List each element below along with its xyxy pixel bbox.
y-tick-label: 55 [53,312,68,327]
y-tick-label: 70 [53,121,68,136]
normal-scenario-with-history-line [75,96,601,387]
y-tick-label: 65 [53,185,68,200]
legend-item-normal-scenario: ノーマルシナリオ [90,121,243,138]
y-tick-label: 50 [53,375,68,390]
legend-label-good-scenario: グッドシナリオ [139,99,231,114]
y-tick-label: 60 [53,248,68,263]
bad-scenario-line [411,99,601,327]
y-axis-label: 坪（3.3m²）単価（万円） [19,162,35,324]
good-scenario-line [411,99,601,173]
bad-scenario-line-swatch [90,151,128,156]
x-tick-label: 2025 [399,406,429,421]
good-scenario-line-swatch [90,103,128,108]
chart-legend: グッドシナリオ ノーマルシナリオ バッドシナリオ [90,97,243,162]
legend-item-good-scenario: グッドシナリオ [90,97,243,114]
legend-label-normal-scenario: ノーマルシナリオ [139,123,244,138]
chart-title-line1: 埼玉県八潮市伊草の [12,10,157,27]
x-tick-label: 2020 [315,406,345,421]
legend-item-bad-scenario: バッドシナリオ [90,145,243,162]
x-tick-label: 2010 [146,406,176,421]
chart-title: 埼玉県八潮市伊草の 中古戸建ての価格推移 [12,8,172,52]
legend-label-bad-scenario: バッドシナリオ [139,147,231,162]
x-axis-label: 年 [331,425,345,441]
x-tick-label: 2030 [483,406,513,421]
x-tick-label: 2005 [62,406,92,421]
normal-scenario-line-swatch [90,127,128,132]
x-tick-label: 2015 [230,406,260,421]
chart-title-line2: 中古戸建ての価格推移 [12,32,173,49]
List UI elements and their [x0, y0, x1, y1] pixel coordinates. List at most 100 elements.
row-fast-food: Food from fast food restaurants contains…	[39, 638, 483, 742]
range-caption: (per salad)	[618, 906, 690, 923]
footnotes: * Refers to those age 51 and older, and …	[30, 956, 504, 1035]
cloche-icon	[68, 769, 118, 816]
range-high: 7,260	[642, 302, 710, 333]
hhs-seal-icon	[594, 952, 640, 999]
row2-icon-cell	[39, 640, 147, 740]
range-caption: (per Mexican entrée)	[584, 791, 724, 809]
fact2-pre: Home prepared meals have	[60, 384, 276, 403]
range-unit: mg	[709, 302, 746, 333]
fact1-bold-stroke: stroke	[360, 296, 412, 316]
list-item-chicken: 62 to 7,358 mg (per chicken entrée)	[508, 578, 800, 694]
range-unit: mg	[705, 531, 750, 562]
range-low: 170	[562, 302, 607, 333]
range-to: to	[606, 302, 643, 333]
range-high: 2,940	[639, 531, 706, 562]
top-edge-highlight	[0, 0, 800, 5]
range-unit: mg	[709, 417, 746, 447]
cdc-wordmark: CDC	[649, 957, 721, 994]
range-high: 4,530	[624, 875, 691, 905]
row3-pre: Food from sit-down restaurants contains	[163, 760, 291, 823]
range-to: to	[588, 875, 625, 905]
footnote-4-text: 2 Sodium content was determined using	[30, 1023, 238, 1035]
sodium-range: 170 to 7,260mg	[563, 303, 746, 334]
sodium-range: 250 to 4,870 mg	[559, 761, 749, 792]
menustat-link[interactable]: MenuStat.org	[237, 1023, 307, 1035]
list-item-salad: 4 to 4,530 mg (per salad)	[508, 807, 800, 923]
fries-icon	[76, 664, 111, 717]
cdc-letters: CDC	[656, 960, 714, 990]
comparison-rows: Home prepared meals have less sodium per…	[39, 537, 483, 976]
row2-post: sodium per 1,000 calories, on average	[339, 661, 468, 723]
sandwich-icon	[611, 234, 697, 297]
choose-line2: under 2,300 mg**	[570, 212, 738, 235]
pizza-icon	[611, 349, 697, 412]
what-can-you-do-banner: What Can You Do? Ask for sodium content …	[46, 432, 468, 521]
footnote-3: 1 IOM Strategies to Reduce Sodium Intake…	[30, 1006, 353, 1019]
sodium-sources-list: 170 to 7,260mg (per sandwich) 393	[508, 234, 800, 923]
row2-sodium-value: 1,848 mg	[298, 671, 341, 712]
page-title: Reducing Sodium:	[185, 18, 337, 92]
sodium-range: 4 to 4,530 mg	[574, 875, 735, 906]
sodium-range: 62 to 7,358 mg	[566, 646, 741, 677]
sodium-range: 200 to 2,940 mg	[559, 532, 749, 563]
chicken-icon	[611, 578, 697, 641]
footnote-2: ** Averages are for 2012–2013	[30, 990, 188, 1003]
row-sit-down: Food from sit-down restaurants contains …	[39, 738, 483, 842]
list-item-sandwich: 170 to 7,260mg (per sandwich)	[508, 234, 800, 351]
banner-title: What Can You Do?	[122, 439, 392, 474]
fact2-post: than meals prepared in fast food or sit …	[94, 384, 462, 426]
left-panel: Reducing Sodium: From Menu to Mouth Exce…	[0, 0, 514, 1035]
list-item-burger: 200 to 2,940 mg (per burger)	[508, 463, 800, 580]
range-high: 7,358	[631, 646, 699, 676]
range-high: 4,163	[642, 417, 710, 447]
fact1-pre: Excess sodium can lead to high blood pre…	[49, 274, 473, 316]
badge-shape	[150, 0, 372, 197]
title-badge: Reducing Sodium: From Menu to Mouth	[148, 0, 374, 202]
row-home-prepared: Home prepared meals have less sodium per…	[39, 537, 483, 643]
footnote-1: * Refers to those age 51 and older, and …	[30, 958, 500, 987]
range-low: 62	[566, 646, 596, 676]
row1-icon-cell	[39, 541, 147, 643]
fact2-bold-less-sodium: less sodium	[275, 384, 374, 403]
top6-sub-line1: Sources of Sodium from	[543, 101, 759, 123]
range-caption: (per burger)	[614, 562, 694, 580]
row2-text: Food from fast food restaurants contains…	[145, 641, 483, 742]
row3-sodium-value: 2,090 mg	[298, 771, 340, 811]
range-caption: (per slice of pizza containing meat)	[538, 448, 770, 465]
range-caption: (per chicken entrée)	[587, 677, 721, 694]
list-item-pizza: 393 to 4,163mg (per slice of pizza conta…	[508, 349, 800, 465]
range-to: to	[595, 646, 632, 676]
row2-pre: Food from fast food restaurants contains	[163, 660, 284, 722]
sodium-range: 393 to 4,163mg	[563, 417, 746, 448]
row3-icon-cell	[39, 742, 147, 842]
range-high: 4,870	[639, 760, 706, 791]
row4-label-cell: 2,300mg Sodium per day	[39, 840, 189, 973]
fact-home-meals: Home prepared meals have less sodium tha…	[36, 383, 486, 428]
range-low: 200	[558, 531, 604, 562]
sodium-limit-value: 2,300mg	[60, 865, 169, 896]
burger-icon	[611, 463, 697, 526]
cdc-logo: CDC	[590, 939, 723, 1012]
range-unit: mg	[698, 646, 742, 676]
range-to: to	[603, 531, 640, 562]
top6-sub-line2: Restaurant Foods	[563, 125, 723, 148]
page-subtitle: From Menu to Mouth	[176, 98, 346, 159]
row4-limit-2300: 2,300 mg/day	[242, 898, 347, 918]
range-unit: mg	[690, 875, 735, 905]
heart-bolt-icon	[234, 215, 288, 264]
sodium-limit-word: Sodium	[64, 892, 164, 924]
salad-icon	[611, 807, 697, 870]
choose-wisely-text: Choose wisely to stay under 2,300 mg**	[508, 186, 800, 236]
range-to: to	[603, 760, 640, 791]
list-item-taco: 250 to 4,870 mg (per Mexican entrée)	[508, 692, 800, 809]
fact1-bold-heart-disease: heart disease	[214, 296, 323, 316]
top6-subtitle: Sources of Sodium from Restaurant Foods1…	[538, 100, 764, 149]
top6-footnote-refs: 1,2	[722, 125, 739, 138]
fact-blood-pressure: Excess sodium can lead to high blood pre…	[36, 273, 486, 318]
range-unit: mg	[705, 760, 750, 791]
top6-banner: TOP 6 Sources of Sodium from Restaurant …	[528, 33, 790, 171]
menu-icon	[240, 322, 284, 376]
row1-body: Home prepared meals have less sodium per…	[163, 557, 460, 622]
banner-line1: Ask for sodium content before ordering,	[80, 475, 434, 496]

» WRITTEN EXERCISE
Can you transcribe the records above word for word, starting at their first line and ending at the line that contains "chart-legend: グッドシナリオ ノーマルシナリオ", including that line and stopping there?

» CORRECT OUTPUT
List each element below along with its xyxy pixel bbox.
y-tick-label: 55 [53,312,68,327]
y-tick-label: 70 [53,121,68,136]
normal-scenario-with-history-line [75,96,601,387]
y-tick-label: 65 [53,185,68,200]
legend-item-normal-scenario: ノーマルシナリオ [90,121,243,138]
y-tick-label: 50 [53,375,68,390]
legend-label-good-scenario: グッドシナリオ [139,99,231,114]
y-tick-label: 60 [53,248,68,263]
bad-scenario-line [411,99,601,327]
y-axis-label: 坪（3.3m²）単価（万円） [19,162,35,324]
good-scenario-line [411,99,601,173]
bad-scenario-line-swatch [90,151,128,156]
x-tick-label: 2025 [399,406,429,421]
good-scenario-line-swatch [90,103,128,108]
chart-legend: グッドシナリオ ノーマルシナリオ バッドシナリオ [90,97,243,162]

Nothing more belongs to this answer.